The U.S. Economy Would Be Better Off If Men Did More Housework
Women spend too much time on housework relative to men, new research suggests, and it's probably dragging on U.S. productivity.
That's the first finding in this week's economic research wrap, which also looks at changes in the way women have spent their days in recent years and summarizes studies on spillovers from central bank balance-sheet normalization. Check this column each Tuesday for new and topical research from around the world.
Women have less time for on-the-job labor because they spend more time doing housework than their male counterparts — so they miss out when they're working in fields that reward long hours, based on a new National Bureau for Economic Research study. Some women shy away from jobs in fields that require long workweeks, knowing they won't have the time: a 10 percent cut in free time for women reduces their share in high-hour occupations by about 14 percent relative to men, according to the researcher's model.

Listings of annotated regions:
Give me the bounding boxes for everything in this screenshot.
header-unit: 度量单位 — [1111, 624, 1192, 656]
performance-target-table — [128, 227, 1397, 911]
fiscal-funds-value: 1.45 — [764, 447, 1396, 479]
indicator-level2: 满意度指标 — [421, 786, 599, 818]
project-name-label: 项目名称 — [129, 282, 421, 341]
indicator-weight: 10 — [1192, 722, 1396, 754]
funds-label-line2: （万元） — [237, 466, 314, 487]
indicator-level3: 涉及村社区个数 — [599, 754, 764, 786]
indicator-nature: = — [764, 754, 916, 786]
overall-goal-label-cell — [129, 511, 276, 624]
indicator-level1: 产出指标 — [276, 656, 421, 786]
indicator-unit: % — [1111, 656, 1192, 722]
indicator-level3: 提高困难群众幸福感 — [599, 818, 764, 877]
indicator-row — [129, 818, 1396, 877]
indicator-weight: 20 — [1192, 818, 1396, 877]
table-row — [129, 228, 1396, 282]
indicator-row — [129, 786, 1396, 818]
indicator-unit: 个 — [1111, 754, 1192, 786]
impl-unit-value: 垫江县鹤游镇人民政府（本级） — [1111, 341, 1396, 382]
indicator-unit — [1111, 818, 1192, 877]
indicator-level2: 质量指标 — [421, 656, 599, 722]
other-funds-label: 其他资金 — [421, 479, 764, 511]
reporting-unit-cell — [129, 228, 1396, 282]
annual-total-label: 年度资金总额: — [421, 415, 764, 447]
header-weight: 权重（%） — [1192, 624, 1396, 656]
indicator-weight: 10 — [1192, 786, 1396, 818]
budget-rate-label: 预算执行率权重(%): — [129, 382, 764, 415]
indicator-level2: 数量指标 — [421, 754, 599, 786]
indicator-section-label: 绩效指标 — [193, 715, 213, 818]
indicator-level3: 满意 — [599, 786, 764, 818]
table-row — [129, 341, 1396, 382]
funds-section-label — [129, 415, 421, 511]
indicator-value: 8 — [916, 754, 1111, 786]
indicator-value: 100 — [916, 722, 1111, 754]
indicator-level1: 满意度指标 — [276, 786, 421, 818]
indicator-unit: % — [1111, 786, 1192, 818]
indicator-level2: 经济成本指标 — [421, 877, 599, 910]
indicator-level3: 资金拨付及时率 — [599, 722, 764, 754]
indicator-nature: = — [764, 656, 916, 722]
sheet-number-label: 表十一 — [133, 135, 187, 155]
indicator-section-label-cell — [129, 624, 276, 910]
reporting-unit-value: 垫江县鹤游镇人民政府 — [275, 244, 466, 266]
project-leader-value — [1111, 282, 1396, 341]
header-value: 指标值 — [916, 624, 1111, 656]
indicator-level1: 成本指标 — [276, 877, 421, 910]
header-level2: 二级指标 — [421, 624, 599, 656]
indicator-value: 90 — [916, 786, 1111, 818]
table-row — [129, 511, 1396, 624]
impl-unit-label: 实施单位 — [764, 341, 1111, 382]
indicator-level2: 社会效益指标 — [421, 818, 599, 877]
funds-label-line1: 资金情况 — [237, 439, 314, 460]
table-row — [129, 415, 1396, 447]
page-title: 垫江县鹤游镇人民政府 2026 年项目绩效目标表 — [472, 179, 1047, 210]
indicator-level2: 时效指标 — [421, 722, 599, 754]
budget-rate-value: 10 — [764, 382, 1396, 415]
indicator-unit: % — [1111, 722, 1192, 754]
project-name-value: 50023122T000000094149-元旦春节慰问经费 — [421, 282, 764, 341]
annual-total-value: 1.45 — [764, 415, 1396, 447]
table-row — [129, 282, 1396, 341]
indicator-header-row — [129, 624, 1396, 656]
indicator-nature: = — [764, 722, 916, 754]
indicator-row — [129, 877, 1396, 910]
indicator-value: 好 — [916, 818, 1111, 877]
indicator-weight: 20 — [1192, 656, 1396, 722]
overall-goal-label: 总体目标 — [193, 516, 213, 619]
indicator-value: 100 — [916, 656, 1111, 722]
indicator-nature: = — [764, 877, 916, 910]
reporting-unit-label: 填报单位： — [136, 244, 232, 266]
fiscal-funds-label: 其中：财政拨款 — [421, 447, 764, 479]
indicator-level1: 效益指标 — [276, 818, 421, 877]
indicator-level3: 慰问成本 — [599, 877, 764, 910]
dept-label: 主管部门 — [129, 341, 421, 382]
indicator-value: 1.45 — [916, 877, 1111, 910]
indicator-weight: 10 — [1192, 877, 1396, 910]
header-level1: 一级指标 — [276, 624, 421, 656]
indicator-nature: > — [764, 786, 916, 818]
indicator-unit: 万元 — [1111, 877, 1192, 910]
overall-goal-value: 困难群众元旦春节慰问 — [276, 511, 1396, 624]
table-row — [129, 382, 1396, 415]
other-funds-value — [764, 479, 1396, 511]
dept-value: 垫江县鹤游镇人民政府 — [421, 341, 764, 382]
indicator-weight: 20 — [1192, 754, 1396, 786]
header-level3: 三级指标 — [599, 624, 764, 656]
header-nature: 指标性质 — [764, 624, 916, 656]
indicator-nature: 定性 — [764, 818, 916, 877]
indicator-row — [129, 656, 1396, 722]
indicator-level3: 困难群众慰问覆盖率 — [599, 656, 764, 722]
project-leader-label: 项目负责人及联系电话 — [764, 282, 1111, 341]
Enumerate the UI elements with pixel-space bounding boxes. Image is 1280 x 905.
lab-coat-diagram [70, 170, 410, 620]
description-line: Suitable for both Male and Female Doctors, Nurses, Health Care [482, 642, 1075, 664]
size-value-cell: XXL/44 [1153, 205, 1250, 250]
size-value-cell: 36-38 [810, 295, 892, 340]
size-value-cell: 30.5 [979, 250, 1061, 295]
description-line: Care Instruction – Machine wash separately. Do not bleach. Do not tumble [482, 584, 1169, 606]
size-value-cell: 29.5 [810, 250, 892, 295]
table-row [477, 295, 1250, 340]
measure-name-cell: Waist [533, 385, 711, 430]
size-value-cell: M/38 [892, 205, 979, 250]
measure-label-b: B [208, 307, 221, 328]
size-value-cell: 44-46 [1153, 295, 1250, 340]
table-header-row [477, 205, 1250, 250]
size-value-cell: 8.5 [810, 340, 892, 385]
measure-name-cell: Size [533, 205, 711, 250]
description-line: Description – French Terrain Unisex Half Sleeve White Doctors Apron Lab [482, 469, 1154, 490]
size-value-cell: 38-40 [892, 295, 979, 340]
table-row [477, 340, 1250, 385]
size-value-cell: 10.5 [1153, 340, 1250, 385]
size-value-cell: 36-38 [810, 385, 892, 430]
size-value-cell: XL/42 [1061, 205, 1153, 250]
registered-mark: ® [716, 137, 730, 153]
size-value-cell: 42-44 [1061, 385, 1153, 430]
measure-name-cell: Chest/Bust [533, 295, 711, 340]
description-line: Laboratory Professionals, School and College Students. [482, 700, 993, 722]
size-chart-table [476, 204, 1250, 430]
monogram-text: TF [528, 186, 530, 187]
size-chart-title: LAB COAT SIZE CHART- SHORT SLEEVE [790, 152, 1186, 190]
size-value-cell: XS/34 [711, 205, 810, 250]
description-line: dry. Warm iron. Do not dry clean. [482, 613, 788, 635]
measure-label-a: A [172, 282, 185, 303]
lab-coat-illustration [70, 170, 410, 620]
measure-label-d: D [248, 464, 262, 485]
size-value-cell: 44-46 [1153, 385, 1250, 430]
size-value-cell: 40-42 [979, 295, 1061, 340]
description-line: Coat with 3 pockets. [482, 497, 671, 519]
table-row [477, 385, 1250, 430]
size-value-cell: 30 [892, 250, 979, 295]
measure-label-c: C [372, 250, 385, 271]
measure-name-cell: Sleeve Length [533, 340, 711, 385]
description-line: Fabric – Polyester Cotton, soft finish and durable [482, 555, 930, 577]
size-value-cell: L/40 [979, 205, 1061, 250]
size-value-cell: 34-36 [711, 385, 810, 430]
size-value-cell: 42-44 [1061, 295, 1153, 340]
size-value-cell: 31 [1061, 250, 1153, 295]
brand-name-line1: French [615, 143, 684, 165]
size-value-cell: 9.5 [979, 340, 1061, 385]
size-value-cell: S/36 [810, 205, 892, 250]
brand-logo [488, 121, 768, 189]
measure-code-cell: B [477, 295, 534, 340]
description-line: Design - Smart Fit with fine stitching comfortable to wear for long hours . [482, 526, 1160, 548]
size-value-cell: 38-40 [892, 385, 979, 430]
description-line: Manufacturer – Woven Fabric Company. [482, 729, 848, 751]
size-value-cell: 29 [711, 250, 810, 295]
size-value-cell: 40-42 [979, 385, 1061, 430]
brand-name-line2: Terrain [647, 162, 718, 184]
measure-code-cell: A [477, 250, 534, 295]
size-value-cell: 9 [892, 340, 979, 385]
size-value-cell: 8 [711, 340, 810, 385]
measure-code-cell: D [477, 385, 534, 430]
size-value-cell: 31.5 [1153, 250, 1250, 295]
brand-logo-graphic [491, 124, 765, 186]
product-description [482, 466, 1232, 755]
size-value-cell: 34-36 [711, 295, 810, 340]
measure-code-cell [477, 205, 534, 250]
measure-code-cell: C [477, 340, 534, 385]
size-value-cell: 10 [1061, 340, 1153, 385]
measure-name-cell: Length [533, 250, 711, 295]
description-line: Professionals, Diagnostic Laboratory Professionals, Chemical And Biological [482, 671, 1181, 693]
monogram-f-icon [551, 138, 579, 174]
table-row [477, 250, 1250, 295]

__DIRECTION__.
Please say whether each statement agrees with the housework article, answering yes or no and quoting the words that decide it: (a) the column runs each Tuesday; (b) in the researcher's model, a 10 percent cut in women's free time lowers their share in high-hour occupations by about 10 percent relative to men; (c) the study comes from the National Bureau for Economic Research. The data here come from a separate source, unrelated to the article on housework.

__FINAL RESULT__.
(a) Yes: "Check this column each Tuesday for new and topical research from around the world."
(b) No: "a 10 percent cut in free time for women reduces their share in high-hour occupations by about 14 percent relative to men"
(c) Yes: "based on a new National Bureau for Economic Research study"